» **Work instructions**:
Every record here should be printed again exactly.

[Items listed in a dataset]
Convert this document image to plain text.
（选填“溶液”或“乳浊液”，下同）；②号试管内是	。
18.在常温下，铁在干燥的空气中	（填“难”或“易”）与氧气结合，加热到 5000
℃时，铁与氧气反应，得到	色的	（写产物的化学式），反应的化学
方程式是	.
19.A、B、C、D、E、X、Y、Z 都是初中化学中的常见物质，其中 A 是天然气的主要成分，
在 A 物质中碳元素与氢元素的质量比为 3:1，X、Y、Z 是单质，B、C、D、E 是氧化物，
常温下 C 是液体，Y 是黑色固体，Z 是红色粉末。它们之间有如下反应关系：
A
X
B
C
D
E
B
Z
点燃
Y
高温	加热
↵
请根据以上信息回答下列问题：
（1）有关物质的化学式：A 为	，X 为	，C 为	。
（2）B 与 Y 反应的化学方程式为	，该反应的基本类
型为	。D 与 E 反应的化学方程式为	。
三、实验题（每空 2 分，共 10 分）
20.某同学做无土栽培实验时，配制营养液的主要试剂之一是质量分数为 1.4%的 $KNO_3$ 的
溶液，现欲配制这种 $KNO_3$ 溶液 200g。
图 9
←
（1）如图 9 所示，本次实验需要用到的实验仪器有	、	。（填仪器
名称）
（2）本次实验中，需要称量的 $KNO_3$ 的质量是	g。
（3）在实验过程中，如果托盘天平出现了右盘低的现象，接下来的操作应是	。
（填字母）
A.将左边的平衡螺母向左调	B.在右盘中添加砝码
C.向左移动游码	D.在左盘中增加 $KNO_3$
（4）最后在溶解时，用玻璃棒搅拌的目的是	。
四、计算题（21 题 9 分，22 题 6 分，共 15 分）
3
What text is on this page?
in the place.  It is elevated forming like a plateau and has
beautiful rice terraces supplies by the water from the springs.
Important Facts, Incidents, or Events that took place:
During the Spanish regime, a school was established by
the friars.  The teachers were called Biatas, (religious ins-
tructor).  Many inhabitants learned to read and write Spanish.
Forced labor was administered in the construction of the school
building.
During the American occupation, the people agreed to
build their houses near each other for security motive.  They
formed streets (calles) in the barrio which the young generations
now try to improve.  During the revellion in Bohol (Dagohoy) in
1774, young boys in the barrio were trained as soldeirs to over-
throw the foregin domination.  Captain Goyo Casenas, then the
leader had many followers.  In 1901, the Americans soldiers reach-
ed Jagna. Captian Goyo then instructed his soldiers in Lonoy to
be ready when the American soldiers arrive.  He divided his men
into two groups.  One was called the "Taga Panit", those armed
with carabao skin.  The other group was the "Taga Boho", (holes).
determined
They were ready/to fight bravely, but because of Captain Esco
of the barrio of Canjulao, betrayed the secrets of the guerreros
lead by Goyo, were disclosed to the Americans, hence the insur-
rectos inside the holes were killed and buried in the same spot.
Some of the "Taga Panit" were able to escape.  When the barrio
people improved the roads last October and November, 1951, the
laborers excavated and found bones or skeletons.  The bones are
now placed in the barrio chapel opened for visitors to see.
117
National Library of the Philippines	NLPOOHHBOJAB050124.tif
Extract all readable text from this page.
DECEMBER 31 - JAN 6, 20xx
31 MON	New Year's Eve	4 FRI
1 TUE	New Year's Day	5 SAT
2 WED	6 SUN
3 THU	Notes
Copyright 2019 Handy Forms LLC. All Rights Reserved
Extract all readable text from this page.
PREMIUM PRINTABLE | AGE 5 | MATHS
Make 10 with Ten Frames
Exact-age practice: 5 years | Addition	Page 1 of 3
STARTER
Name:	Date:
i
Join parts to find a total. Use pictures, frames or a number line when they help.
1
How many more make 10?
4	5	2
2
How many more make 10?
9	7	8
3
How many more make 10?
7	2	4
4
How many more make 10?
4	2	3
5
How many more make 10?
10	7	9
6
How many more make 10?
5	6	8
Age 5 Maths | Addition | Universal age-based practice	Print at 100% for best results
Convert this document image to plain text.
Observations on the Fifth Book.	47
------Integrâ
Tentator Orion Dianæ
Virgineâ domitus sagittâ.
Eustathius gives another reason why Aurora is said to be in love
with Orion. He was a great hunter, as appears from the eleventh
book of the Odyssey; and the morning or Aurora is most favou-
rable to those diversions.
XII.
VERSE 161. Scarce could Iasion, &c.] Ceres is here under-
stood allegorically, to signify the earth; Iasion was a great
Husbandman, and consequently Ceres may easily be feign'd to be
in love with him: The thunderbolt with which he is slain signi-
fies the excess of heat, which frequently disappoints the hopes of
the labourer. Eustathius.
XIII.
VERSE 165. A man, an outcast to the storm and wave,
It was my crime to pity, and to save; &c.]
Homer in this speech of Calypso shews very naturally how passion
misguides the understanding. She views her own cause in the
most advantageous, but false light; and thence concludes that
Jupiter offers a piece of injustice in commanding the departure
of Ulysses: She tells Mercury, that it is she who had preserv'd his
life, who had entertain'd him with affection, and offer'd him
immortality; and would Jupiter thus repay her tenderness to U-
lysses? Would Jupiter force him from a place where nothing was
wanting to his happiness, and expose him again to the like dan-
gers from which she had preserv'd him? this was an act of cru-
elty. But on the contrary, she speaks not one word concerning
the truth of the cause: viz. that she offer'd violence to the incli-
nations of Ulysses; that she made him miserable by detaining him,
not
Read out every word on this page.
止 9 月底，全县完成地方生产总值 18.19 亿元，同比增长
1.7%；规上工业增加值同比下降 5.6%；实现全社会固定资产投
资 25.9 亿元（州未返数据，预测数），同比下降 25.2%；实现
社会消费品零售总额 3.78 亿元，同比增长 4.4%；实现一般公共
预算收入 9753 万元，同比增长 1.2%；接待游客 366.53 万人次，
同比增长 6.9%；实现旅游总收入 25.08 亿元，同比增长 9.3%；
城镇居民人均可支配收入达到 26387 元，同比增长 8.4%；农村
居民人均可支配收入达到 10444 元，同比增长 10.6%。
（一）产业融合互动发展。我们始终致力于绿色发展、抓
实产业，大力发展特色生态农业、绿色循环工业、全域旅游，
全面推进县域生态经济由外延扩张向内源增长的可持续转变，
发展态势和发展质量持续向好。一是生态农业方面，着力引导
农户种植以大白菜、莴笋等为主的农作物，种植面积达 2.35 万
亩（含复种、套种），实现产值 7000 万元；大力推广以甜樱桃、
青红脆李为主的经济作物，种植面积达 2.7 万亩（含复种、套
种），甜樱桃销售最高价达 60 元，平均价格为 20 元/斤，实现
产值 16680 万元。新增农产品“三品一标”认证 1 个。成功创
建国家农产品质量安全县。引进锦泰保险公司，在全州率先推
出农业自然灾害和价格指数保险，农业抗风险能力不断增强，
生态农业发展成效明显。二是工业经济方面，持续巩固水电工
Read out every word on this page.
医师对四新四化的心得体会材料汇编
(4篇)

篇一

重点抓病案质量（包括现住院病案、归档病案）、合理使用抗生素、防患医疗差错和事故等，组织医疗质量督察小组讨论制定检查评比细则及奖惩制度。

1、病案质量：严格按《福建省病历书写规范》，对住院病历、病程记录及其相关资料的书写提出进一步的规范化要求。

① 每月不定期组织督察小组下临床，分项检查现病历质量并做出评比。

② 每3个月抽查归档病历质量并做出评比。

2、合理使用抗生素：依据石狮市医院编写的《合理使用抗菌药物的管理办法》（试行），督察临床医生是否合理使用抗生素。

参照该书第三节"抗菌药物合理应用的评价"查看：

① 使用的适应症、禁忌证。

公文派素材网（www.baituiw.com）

» **Answer to the exercise**:
Convert this document image to plain text.
（选填“溶液”或“乳浊液”，下同）；②号试管内是	。
18.在常温下，铁在干燥的空气中	（填“难”或“易”）与氧气结合，加热到 5000
℃时，铁与氧气反应，得到	色的	（写产物的化学式），反应的化学
方程式是	.
19.A、B、C、D、E、X、Y、Z 都是初中化学中的常见物质，其中 A 是天然气的主要成分，
在 A 物质中碳元素与氢元素的质量比为 3:1，X、Y、Z 是单质，B、C、D、E 是氧化物，
常温下 C 是液体，Y 是黑色固体，Z 是红色粉末。它们之间有如下反应关系：
A
X
B
C
D
E
B
Z
点燃
Y
高温	加热
↵
请根据以上信息回答下列问题：
（1）有关物质的化学式：A 为	，X 为	，C 为	。
（2）B 与 Y 反应的化学方程式为	，该反应的基本类
型为	。D 与 E 反应的化学方程式为	。
三、实验题（每空 2 分，共 10 分）
20.某同学做无土栽培实验时，配制营养液的主要试剂之一是质量分数为 1.4%的 $KNO_3$ 的
溶液，现欲配制这种 $KNO_3$ 溶液 200g。
图 9
←
（1）如图 9 所示，本次实验需要用到的实验仪器有	、	。（填仪器
名称）
（2）本次实验中，需要称量的 $KNO_3$ 的质量是	g。
（3）在实验过程中，如果托盘天平出现了右盘低的现象，接下来的操作应是	。
（填字母）
A.将左边的平衡螺母向左调	B.在右盘中添加砝码
C.向左移动游码	D.在左盘中增加 $KNO_3$
（4）最后在溶解时，用玻璃棒搅拌的目的是	。
四、计算题（21 题 9 分，22 题 6 分，共 15 分）
3
What text is on this page?
in the place.  It is elevated forming like a plateau and has
beautiful rice terraces supplies by the water from the springs.
Important Facts, Incidents, or Events that took place:
During the Spanish regime, a school was established by
the friars.  The teachers were called Biatas, (religious ins-
tructor).  Many inhabitants learned to read and write Spanish.
Forced labor was administered in the construction of the school
building.
During the American occupation, the people agreed to
build their houses near each other for security motive.  They
formed streets (calles) in the barrio which the young generations
now try to improve.  During the revellion in Bohol (Dagohoy) in
1774, young boys in the barrio were trained as soldeirs to over-
throw the foregin domination.  Captain Goyo Casenas, then the
leader had many followers.  In 1901, the Americans soldiers reach-
ed Jagna. Captian Goyo then instructed his soldiers in Lonoy to
be ready when the American soldiers arrive.  He divided his men
into two groups.  One was called the "Taga Panit", those armed
with carabao skin.  The other group was the "Taga Boho", (holes).
determined
They were ready/to fight bravely, but because of Captain Esco
of the barrio of Canjulao, betrayed the secrets of the guerreros
lead by Goyo, were disclosed to the Americans, hence the insur-
rectos inside the holes were killed and buried in the same spot.
Some of the "Taga Panit" were able to escape.  When the barrio
people improved the roads last October and November, 1951, the
laborers excavated and found bones or skeletons.  The bones are
now placed in the barrio chapel opened for visitors to see.
117
National Library of the Philippines	NLPOOHHBOJAB050124.tif
Extract all readable text from this page.
DECEMBER 31 - JAN 6, 20xx
31 MON	New Year's Eve	4 FRI
1 TUE	New Year's Day	5 SAT
2 WED	6 SUN
3 THU	Notes
Copyright 2019 Handy Forms LLC. All Rights Reserved
Extract all readable text from this page.
PREMIUM PRINTABLE | AGE 5 | MATHS
Make 10 with Ten Frames
Exact-age practice: 5 years | Addition	Page 1 of 3
STARTER
Name:	Date:
i
Join parts to find a total. Use pictures, frames or a number line when they help.
1
How many more make 10?
4	5	2
2
How many more make 10?
9	7	8
3
How many more make 10?
7	2	4
4
How many more make 10?
4	2	3
5
How many more make 10?
10	7	9
6
How many more make 10?
5	6	8
Age 5 Maths | Addition | Universal age-based practice	Print at 100% for best results
Convert this document image to plain text.
Observations on the Fifth Book.	47
------Integrâ
Tentator Orion Dianæ
Virgineâ domitus sagittâ.
Eustathius gives another reason why Aurora is said to be in love
with Orion. He was a great hunter, as appears from the eleventh
book of the Odyssey; and the morning or Aurora is most favou-
rable to those diversions.
XII.
VERSE 161. Scarce could Iasion, &c.] Ceres is here under-
stood allegorically, to signify the earth; Iasion was a great
Husbandman, and consequently Ceres may easily be feign'd to be
in love with him: The thunderbolt with which he is slain signi-
fies the excess of heat, which frequently disappoints the hopes of
the labourer. Eustathius.
XIII.
VERSE 165. A man, an outcast to the storm and wave,
It was my crime to pity, and to save; &c.]
Homer in this speech of Calypso shews very naturally how passion
misguides the understanding. She views her own cause in the
most advantageous, but false light; and thence concludes that
Jupiter offers a piece of injustice in commanding the departure
of Ulysses: She tells Mercury, that it is she who had preserv'd his
life, who had entertain'd him with affection, and offer'd him
immortality; and would Jupiter thus repay her tenderness to U-
lysses? Would Jupiter force him from a place where nothing was
wanting to his happiness, and expose him again to the like dan-
gers from which she had preserv'd him? this was an act of cru-
elty. But on the contrary, she speaks not one word concerning
the truth of the cause: viz. that she offer'd violence to the incli-
nations of Ulysses; that she made him miserable by detaining him,
not
Read out every word on this page.
止 9 月底，全县完成地方生产总值 18.19 亿元，同比增长
1.7%；规上工业增加值同比下降 5.6%；实现全社会固定资产投
资 25.9 亿元（州未返数据，预测数），同比下降 25.2%；实现
社会消费品零售总额 3.78 亿元，同比增长 4.4%；实现一般公共
预算收入 9753 万元，同比增长 1.2%；接待游客 366.53 万人次，
同比增长 6.9%；实现旅游总收入 25.08 亿元，同比增长 9.3%；
城镇居民人均可支配收入达到 26387 元，同比增长 8.4%；农村
居民人均可支配收入达到 10444 元，同比增长 10.6%。
（一）产业融合互动发展。我们始终致力于绿色发展、抓
实产业，大力发展特色生态农业、绿色循环工业、全域旅游，
全面推进县域生态经济由外延扩张向内源增长的可持续转变，
发展态势和发展质量持续向好。一是生态农业方面，着力引导
农户种植以大白菜、莴笋等为主的农作物，种植面积达 2.35 万
亩（含复种、套种），实现产值 7000 万元；大力推广以甜樱桃、
青红脆李为主的经济作物，种植面积达 2.7 万亩（含复种、套
种），甜樱桃销售最高价达 60 元，平均价格为 20 元/斤，实现
产值 16680 万元。新增农产品“三品一标”认证 1 个。成功创
建国家农产品质量安全县。引进锦泰保险公司，在全州率先推
出农业自然灾害和价格指数保险，农业抗风险能力不断增强，
生态农业发展成效明显。二是工业经济方面，持续巩固水电工
Read out every word on this page.
医师对四新四化的心得体会材料汇编
(4篇)

篇一

重点抓病案质量（包括现住院病案、归档病案）、合理使用抗生素、防患医疗差错和事故等，组织医疗质量督察小组讨论制定检查评比细则及奖惩制度。

1、病案质量：严格按《福建省病历书写规范》，对住院病历、病程记录及其相关资料的书写提出进一步的规范化要求。

① 每月不定期组织督察小组下临床，分项检查现病历质量并做出评比。

② 每3个月抽查归档病历质量并做出评比。

2、合理使用抗生素：依据石狮市医院编写的《合理使用抗菌药物的管理办法》（试行），督察临床医生是否合理使用抗生素。

参照该书第三节"抗菌药物合理应用的评价"查看：

① 使用的适应症、禁忌证。

公文派素材网（www.baituiw.com）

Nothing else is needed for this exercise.